Gather every line from the entries below that includes "Norfolk".
'''
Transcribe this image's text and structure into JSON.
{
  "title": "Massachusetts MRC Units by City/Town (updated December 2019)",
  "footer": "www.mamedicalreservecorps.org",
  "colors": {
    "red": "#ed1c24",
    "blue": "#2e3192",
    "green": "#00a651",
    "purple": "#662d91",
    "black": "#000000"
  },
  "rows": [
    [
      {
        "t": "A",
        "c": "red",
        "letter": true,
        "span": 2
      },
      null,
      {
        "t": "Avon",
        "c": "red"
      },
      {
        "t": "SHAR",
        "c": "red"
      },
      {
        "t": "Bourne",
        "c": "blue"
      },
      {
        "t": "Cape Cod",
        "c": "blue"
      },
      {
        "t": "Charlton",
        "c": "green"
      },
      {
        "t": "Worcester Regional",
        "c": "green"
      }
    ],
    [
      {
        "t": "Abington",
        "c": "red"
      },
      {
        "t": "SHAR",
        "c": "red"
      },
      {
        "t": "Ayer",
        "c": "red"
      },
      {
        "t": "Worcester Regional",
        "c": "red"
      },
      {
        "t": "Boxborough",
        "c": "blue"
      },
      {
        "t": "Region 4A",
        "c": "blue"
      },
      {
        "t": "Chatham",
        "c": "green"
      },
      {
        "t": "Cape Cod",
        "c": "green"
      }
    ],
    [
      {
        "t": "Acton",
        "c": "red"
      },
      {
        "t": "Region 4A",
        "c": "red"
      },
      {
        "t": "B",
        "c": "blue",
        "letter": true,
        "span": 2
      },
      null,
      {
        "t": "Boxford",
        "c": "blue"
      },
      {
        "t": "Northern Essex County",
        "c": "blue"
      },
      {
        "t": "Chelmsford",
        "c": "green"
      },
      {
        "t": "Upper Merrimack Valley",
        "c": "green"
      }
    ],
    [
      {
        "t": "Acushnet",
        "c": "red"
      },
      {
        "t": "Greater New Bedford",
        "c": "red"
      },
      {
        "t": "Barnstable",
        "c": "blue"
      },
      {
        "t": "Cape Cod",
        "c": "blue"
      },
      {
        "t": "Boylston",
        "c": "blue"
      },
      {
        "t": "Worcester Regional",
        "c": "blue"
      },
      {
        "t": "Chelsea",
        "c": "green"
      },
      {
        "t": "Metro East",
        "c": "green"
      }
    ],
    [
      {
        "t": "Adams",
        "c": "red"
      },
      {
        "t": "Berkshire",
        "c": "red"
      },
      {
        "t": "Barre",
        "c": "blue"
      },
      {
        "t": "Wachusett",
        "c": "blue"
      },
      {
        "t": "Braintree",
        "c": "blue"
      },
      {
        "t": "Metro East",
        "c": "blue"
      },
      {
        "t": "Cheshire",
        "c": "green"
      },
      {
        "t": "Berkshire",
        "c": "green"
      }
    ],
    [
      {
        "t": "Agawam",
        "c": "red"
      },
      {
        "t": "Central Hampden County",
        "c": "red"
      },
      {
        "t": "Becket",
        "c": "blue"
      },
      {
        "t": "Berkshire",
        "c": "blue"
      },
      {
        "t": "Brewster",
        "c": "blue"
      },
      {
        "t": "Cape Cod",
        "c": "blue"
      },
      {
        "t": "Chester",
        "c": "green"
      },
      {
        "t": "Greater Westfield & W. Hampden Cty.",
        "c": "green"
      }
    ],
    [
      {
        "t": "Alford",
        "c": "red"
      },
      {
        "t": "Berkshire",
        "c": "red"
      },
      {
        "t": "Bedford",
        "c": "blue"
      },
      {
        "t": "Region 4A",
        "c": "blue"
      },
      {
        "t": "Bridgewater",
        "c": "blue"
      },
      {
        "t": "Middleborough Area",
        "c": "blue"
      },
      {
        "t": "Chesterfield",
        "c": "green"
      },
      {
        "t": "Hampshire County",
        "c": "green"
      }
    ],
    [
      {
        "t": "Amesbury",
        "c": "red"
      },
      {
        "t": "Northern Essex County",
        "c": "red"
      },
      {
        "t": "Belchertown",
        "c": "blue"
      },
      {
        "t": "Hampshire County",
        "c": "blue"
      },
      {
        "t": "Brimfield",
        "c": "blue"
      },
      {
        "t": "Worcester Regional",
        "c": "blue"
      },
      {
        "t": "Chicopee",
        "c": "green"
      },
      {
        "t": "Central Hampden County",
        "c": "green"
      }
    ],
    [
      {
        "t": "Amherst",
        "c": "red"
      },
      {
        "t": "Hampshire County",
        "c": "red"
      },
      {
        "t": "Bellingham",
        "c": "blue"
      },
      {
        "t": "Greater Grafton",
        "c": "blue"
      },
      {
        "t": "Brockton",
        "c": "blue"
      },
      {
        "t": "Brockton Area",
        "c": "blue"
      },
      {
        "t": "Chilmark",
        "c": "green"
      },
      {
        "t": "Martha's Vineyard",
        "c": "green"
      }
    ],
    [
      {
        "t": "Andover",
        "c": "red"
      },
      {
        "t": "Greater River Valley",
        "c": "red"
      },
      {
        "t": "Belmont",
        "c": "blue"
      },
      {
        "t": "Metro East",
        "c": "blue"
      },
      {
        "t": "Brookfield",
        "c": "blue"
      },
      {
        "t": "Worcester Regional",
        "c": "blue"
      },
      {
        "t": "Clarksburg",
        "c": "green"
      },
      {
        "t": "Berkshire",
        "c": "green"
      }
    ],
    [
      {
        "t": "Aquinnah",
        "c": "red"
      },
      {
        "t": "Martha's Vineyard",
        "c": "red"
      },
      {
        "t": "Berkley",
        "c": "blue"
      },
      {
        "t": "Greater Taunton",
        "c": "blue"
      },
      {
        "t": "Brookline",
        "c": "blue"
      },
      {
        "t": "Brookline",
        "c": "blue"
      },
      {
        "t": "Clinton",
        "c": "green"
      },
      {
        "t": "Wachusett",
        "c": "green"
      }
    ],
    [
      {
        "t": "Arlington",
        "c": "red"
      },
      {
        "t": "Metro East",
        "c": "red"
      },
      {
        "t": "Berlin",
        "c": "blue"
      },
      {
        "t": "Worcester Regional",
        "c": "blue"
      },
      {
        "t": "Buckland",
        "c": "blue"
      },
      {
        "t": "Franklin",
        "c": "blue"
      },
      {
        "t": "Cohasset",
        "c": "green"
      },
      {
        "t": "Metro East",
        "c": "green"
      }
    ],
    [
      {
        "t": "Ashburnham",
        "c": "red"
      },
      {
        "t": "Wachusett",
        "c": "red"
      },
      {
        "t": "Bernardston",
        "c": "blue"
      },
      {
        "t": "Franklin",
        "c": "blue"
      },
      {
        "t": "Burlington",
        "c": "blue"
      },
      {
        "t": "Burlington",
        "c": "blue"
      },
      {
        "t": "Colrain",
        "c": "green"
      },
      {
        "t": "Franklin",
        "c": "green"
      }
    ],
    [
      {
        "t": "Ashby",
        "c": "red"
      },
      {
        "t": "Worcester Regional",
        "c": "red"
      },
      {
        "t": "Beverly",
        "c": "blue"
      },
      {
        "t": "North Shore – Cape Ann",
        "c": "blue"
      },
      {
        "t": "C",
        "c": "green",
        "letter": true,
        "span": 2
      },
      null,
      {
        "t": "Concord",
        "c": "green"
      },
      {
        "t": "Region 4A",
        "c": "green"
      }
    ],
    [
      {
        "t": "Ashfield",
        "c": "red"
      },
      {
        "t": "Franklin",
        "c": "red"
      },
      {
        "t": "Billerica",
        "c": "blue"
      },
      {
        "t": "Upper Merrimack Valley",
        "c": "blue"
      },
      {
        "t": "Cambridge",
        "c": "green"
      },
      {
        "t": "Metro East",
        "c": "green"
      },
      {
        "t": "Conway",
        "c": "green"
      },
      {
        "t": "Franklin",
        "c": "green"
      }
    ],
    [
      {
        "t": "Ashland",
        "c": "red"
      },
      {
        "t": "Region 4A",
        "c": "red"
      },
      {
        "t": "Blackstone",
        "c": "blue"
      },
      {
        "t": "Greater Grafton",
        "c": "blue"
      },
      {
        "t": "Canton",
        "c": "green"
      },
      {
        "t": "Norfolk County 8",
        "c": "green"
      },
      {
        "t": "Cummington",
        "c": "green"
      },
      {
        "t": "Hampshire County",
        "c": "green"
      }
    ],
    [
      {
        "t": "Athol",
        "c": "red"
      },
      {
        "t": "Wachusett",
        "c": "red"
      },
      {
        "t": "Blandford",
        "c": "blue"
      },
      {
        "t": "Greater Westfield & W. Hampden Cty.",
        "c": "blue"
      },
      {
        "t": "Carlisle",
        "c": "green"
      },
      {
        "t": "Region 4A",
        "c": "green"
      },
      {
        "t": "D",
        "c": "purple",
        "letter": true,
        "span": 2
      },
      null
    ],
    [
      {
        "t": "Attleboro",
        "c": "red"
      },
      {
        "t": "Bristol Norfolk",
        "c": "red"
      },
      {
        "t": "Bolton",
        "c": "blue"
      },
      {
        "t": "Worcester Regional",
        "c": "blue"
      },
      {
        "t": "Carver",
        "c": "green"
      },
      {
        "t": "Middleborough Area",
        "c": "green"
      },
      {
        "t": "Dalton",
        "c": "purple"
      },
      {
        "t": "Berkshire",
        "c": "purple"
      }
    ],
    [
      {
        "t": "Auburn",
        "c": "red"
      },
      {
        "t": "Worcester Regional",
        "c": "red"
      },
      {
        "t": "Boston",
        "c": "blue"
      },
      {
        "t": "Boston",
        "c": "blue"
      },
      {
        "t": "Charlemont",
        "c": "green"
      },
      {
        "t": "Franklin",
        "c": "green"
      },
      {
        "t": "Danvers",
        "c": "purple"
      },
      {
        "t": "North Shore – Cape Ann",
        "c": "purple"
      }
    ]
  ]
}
'''
RESULT FOR THIS EXERCISE:
        "t": "Norfolk County 8",
        "t": "Bristol Norfolk",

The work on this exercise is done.